Problem details —
Single out the lines that include the word "本文件的第". Copy them.

[Dataset excerpt]
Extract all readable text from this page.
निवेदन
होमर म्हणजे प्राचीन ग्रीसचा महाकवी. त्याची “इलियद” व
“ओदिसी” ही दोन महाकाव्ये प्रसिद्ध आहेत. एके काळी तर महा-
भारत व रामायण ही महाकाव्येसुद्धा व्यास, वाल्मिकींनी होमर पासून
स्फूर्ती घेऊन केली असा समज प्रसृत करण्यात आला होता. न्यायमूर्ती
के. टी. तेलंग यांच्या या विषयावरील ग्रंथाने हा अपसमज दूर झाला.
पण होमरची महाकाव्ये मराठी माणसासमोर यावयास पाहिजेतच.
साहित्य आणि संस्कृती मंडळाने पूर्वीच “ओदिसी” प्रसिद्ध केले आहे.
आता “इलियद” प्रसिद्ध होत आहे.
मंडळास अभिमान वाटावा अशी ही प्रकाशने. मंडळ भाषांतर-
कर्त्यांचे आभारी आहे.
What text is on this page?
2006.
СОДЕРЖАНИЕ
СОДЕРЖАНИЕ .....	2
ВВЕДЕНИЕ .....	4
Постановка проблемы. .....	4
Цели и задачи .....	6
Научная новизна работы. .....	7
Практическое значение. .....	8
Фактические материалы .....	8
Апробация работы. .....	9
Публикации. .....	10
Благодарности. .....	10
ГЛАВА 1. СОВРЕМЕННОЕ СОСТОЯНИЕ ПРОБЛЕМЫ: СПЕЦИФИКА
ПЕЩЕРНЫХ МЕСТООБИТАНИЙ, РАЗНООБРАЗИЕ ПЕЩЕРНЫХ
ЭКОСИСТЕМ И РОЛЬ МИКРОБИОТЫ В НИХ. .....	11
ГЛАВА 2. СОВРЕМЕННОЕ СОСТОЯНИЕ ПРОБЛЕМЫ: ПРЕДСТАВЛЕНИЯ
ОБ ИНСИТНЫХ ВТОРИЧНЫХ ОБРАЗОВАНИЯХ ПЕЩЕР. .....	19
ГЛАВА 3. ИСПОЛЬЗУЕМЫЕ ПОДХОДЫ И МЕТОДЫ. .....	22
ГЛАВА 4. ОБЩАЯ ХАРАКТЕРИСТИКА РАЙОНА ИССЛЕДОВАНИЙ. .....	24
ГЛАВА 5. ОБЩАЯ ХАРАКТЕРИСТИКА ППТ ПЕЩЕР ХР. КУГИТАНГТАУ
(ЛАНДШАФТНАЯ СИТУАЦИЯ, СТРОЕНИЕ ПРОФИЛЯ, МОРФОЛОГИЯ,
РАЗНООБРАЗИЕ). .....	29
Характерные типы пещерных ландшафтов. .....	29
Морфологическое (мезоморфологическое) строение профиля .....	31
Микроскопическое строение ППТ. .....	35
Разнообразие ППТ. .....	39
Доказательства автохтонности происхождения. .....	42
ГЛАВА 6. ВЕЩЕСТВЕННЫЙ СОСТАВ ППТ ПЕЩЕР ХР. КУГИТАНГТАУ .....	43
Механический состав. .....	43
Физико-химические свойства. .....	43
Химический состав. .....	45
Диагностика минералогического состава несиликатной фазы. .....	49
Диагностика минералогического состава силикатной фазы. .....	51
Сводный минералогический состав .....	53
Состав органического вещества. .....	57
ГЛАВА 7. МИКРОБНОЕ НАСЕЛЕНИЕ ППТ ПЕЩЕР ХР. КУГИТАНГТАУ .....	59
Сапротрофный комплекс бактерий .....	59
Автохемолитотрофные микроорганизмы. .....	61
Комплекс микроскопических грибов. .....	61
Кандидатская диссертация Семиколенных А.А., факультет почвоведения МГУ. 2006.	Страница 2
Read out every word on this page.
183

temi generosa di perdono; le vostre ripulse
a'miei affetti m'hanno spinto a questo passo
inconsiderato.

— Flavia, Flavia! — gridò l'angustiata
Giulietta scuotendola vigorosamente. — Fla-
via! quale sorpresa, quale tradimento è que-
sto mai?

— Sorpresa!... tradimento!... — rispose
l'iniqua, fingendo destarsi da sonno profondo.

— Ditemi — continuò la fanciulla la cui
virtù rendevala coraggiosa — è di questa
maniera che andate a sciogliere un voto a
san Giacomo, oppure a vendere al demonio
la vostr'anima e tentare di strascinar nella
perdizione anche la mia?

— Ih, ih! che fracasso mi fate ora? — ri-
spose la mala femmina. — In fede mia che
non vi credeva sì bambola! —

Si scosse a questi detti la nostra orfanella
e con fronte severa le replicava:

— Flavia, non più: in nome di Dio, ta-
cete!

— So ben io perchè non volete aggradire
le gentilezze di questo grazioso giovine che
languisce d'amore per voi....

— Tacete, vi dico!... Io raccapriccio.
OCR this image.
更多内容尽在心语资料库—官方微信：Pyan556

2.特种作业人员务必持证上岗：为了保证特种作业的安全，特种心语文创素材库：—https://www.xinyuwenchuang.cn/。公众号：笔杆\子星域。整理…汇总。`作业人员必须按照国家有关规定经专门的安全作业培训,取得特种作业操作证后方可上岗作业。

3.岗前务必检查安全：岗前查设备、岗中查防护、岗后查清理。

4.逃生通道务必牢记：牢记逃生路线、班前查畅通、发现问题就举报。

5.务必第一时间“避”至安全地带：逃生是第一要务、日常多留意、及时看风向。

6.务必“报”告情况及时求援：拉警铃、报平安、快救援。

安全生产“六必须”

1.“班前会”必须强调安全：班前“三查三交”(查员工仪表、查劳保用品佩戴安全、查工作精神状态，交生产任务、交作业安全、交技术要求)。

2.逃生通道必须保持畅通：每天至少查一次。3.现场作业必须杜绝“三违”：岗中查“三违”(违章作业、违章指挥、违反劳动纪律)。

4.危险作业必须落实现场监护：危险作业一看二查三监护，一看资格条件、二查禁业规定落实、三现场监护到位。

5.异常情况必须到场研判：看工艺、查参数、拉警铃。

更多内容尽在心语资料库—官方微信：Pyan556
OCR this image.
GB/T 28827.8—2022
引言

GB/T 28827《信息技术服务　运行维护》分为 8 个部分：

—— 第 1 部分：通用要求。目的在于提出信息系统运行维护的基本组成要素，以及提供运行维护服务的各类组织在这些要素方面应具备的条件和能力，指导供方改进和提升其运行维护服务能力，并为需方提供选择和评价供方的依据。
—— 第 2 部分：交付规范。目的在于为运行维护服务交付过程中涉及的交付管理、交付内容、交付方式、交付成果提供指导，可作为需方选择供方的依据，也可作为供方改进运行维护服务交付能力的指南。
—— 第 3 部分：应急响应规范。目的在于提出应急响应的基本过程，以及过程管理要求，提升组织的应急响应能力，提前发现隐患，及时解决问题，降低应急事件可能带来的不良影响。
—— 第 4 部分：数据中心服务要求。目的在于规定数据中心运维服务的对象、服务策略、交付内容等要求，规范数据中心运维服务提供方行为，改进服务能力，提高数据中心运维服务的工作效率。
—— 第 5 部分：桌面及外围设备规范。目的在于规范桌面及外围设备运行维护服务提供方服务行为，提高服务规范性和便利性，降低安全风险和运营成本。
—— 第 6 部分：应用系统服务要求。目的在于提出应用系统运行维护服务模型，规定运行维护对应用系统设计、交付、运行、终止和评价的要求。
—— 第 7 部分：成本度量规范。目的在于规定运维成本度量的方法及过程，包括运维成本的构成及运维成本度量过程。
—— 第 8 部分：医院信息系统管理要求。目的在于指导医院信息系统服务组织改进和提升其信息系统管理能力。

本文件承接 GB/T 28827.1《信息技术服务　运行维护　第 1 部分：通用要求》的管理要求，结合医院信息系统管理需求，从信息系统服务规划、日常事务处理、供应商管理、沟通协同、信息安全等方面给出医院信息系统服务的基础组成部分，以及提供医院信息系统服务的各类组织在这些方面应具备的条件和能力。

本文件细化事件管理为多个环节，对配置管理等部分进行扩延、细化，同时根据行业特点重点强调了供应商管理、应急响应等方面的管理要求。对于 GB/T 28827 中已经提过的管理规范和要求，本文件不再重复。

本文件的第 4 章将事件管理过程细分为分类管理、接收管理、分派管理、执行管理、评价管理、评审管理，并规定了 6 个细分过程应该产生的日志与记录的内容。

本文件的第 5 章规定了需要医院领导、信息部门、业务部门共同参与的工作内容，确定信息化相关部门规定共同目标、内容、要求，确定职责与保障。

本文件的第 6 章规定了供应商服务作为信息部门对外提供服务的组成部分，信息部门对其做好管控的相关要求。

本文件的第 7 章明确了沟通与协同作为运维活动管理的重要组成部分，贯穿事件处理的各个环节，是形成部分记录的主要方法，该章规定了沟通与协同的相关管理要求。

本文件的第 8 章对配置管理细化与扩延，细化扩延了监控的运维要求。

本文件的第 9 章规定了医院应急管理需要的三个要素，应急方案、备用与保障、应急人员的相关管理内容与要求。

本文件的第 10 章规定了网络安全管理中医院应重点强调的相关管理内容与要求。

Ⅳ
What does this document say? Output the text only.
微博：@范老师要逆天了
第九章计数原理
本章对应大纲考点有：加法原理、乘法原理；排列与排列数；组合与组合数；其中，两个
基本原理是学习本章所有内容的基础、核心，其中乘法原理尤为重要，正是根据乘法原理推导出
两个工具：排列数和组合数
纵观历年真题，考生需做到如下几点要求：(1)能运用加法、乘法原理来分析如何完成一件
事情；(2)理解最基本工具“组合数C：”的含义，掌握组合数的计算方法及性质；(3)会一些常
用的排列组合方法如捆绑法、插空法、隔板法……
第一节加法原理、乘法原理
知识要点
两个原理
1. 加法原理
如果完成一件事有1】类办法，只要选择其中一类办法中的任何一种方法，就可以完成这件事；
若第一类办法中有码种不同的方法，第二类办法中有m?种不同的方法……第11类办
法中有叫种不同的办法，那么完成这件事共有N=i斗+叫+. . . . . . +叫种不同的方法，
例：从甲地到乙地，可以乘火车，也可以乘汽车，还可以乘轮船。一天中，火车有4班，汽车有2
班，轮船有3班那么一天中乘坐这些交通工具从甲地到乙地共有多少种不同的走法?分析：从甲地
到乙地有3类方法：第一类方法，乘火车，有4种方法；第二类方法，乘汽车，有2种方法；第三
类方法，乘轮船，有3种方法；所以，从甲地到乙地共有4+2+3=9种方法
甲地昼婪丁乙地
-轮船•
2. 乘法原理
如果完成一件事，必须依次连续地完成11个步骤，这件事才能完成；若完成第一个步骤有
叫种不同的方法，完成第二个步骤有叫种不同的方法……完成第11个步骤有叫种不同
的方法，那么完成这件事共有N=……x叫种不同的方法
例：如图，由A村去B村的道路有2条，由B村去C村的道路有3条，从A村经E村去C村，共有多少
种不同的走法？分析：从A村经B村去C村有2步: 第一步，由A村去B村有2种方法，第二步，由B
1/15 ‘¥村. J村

Exercise solution —
本文件的第 4 章将事件管理过程细分为分类管理、接收管理、分派管理、执行管理、评价管理、评审管理，并规定了 6 个细分过程应该产生的日志与记录的内容。
本文件的第 5 章规定了需要医院领导、信息部门、业务部门共同参与的工作内容，确定信息化相关部门规定共同目标、内容、要求，确定职责与保障。
本文件的第 6 章规定了供应商服务作为信息部门对外提供服务的组成部分，信息部门对其做好管控的相关要求。
本文件的第 7 章明确了沟通与协同作为运维活动管理的重要组成部分，贯穿事件处理的各个环节，是形成部分记录的主要方法，该章规定了沟通与协同的相关管理要求。
本文件的第 8 章对配置管理细化与扩延，细化扩延了监控的运维要求。
本文件的第 9 章规定了医院应急管理需要的三个要素，应急方案、备用与保障、应急人员的相关管理内容与要求。
本文件的第 10 章规定了网络安全管理中医院应重点强调的相关管理内容与要求。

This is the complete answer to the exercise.